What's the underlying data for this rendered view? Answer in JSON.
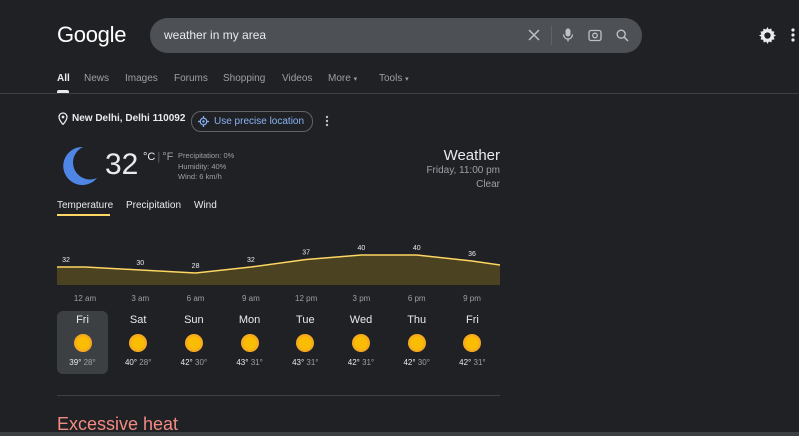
{
  "header": {
    "logo": "Google",
    "search": {
      "value": "weather in my area"
    },
    "tabs": [
      "All",
      "News",
      "Images",
      "Forums",
      "Shopping",
      "Videos",
      "More",
      "Tools"
    ]
  },
  "location": {
    "name": "New Delhi, Delhi 110092",
    "precise_label": "Use precise location"
  },
  "current": {
    "icon": "moon-icon",
    "temp": "32",
    "unit_c": "°C",
    "unit_sep": "|",
    "unit_f": "°F",
    "precipitation": "Precipitation: 0%",
    "humidity": "Humidity: 40%",
    "wind": "Wind: 6 km/h",
    "title": "Weather",
    "time": "Friday, 11:00 pm",
    "condition": "Clear"
  },
  "weather_tabs": [
    "Temperature",
    "Precipitation",
    "Wind"
  ],
  "chart_data": {
    "type": "area",
    "x": [
      "12 am",
      "3 am",
      "6 am",
      "9 am",
      "12 pm",
      "3 pm",
      "6 pm",
      "9 pm"
    ],
    "labels": [
      "32",
      "30",
      "28",
      "32",
      "37",
      "40",
      "40",
      "36"
    ],
    "values": [
      32,
      30,
      28,
      32,
      37,
      40,
      40,
      36
    ],
    "color": "#fdd663"
  },
  "forecast": [
    {
      "day": "Fri",
      "hi": "39°",
      "lo": "28°"
    },
    {
      "day": "Sat",
      "hi": "40°",
      "lo": "28°"
    },
    {
      "day": "Sun",
      "hi": "42°",
      "lo": "30°"
    },
    {
      "day": "Mon",
      "hi": "43°",
      "lo": "31°"
    },
    {
      "day": "Tue",
      "hi": "43°",
      "lo": "31°"
    },
    {
      "day": "Wed",
      "hi": "42°",
      "lo": "31°"
    },
    {
      "day": "Thu",
      "hi": "42°",
      "lo": "30°"
    },
    {
      "day": "Fri",
      "hi": "42°",
      "lo": "31°"
    }
  ],
  "alert": {
    "title": "Excessive heat"
  }
}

* _What is asked_: Repeat the full listing above exactly, with no pictures in the copy.

* _Task output_:
What's the underlying data for this rendered view? Answer in JSON.
{
  "header": {
    "logo": "Google",
    "search": {
      "value": "weather in my area"
    },
    "tabs": [
      "All",
      "News",
      "Images",
      "Forums",
      "Shopping",
      "Videos",
      "More",
      "Tools"
    ]
  },
  "location": {
    "name": "New Delhi, Delhi 110092",
    "precise_label": "Use precise location"
  },
  "current": {
    "icon": "moon-icon",
    "temp": "32",
    "unit_c": "°C",
    "unit_sep": "|",
    "unit_f": "°F",
    "precipitation": "Precipitation: 0%",
    "humidity": "Humidity: 40%",
    "wind": "Wind: 6 km/h",
    "title": "Weather",
    "time": "Friday, 11:00 pm",
    "condition": "Clear"
  },
  "weather_tabs": [
    "Temperature",
    "Precipitation",
    "Wind"
  ],
  "chart_data": {
    "type": "area",
    "x": [
      "12 am",
      "3 am",
      "6 am",
      "9 am",
      "12 pm",
      "3 pm",
      "6 pm",
      "9 pm"
    ],
    "labels": [
      "32",
      "30",
      "28",
      "32",
      "37",
      "40",
      "40",
      "36"
    ],
    "values": [
      32,
      30,
      28,
      32,
      37,
      40,
      40,
      36
    ],
    "color": "#fdd663"
  },
  "forecast": [
    {
      "day": "Fri",
      "hi": "39°",
      "lo": "28°"
    },
    {
      "day": "Sat",
      "hi": "40°",
      "lo": "28°"
    },
    {
      "day": "Sun",
      "hi": "42°",
      "lo": "30°"
    },
    {
      "day": "Mon",
      "hi": "43°",
      "lo": "31°"
    },
    {
      "day": "Tue",
      "hi": "43°",
      "lo": "31°"
    },
    {
      "day": "Wed",
      "hi": "42°",
      "lo": "31°"
    },
    {
      "day": "Thu",
      "hi": "42°",
      "lo": "30°"
    },
    {
      "day": "Fri",
      "hi": "42°",
      "lo": "31°"
    }
  ],
  "alert": {
    "title": "Excessive heat"
  }
}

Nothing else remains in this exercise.